#### [What is needed]
Without omitting anything, retype the data that follows.

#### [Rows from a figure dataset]
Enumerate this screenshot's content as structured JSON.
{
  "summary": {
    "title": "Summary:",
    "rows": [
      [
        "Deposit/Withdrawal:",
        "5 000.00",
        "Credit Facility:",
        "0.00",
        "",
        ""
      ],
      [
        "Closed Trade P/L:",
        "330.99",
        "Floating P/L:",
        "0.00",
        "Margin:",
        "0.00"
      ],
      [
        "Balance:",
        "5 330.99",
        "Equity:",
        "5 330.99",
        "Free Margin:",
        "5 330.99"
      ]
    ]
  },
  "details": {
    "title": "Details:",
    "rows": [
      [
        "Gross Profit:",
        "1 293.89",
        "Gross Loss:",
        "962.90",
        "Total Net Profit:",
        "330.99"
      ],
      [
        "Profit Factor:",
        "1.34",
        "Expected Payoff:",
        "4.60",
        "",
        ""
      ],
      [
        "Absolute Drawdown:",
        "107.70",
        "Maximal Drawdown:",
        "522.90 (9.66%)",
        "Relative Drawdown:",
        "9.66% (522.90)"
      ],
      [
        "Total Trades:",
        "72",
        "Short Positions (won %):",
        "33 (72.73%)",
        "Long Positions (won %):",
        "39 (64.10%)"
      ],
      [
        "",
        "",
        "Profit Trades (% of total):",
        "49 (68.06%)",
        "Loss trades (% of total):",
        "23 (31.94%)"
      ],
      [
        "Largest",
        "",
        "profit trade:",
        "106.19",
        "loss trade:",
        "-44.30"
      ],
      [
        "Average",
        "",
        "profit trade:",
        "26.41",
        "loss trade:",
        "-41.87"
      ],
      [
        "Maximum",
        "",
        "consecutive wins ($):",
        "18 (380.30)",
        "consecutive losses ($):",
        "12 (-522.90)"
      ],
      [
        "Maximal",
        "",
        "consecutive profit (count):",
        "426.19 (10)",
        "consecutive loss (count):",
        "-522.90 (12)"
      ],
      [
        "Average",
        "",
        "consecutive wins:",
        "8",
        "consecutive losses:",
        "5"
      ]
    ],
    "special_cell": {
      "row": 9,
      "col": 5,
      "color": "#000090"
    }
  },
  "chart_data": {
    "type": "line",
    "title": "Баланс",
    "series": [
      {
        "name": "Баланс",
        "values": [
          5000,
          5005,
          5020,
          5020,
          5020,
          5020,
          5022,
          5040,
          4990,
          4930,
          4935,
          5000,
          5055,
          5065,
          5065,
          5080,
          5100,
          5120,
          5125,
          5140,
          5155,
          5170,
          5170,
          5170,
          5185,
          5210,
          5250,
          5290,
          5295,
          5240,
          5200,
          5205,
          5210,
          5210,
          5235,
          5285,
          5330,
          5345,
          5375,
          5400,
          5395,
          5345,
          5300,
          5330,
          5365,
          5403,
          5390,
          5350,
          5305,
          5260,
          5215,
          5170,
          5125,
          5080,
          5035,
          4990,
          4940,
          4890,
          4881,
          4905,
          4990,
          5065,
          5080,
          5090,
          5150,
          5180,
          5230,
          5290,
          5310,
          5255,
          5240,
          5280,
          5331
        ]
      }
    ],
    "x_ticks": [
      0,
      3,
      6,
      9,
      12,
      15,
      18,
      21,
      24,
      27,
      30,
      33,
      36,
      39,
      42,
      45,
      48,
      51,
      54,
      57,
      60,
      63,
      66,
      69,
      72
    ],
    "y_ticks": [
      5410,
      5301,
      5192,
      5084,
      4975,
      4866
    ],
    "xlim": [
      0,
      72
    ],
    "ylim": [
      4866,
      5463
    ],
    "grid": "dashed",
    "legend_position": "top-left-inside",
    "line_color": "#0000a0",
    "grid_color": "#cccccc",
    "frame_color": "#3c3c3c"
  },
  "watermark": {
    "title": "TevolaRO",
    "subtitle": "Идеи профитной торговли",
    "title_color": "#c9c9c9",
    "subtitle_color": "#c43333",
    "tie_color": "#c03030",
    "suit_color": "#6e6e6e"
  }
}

#### [Result of the exercise]
Enumerate this screenshot's content as structured JSON.
{
  "summary": {
    "title": "Summary:",
    "rows": [
      [
        "Deposit/Withdrawal:",
        "5 000.00",
        "Credit Facility:",
        "0.00",
        "",
        ""
      ],
      [
        "Closed Trade P/L:",
        "330.99",
        "Floating P/L:",
        "0.00",
        "Margin:",
        "0.00"
      ],
      [
        "Balance:",
        "5 330.99",
        "Equity:",
        "5 330.99",
        "Free Margin:",
        "5 330.99"
      ]
    ]
  },
  "details": {
    "title": "Details:",
    "rows": [
      [
        "Gross Profit:",
        "1 293.89",
        "Gross Loss:",
        "962.90",
        "Total Net Profit:",
        "330.99"
      ],
      [
        "Profit Factor:",
        "1.34",
        "Expected Payoff:",
        "4.60",
        "",
        ""
      ],
      [
        "Absolute Drawdown:",
        "107.70",
        "Maximal Drawdown:",
        "522.90 (9.66%)",
        "Relative Drawdown:",
        "9.66% (522.90)"
      ],
      [
        "Total Trades:",
        "72",
        "Short Positions (won %):",
        "33 (72.73%)",
        "Long Positions (won %):",
        "39 (64.10%)"
      ],
      [
        "",
        "",
        "Profit Trades (% of total):",
        "49 (68.06%)",
        "Loss trades (% of total):",
        "23 (31.94%)"
      ],
      [
        "Largest",
        "",
        "profit trade:",
        "106.19",
        "loss trade:",
        "-44.30"
      ],
      [
        "Average",
        "",
        "profit trade:",
        "26.41",
        "loss trade:",
        "-41.87"
      ],
      [
        "Maximum",
        "",
        "consecutive wins ($):",
        "18 (380.30)",
        "consecutive losses ($):",
        "12 (-522.90)"
      ],
      [
        "Maximal",
        "",
        "consecutive profit (count):",
        "426.19 (10)",
        "consecutive loss (count):",
        "-522.90 (12)"
      ],
      [
        "Average",
        "",
        "consecutive wins:",
        "8",
        "consecutive losses:",
        "5"
      ]
    ],
    "special_cell": {
      "row": 9,
      "col": 5,
      "color": "#000090"
    }
  },
  "chart_data": {
    "type": "line",
    "title": "Баланс",
    "series": [
      {
        "name": "Баланс",
        "values": [
          5000,
          5005,
          5020,
          5020,
          5020,
          5020,
          5022,
          5040,
          4990,
          4930,
          4935,
          5000,
          5055,
          5065,
          5065,
          5080,
          5100,
          5120,
          5125,
          5140,
          5155,
          5170,
          5170,
          5170,
          5185,
          5210,
          5250,
          5290,
          5295,
          5240,
          5200,
          5205,
          5210,
          5210,
          5235,
          5285,
          5330,
          5345,
          5375,
          5400,
          5395,
          5345,
          5300,
          5330,
          5365,
          5403,
          5390,
          5350,
          5305,
          5260,
          5215,
          5170,
          5125,
          5080,
          5035,
          4990,
          4940,
          4890,
          4881,
          4905,
          4990,
          5065,
          5080,
          5090,
          5150,
          5180,
          5230,
          5290,
          5310,
          5255,
          5240,
          5280,
          5331
        ]
      }
    ],
    "x_ticks": [
      0,
      3,
      6,
      9,
      12,
      15,
      18,
      21,
      24,
      27,
      30,
      33,
      36,
      39,
      42,
      45,
      48,
      51,
      54,
      57,
      60,
      63,
      66,
      69,
      72
    ],
    "y_ticks": [
      5410,
      5301,
      5192,
      5084,
      4975,
      4866
    ],
    "xlim": [
      0,
      72
    ],
    "ylim": [
      4866,
      5463
    ],
    "grid": "dashed",
    "legend_position": "top-left-inside",
    "line_color": "#0000a0",
    "grid_color": "#cccccc",
    "frame_color": "#3c3c3c"
  },
  "watermark": {
    "title": "TevolaRO",
    "subtitle": "Идеи профитной торговли",
    "title_color": "#c9c9c9",
    "subtitle_color": "#c43333",
    "tie_color": "#c03030",
    "suit_color": "#6e6e6e"
  }
}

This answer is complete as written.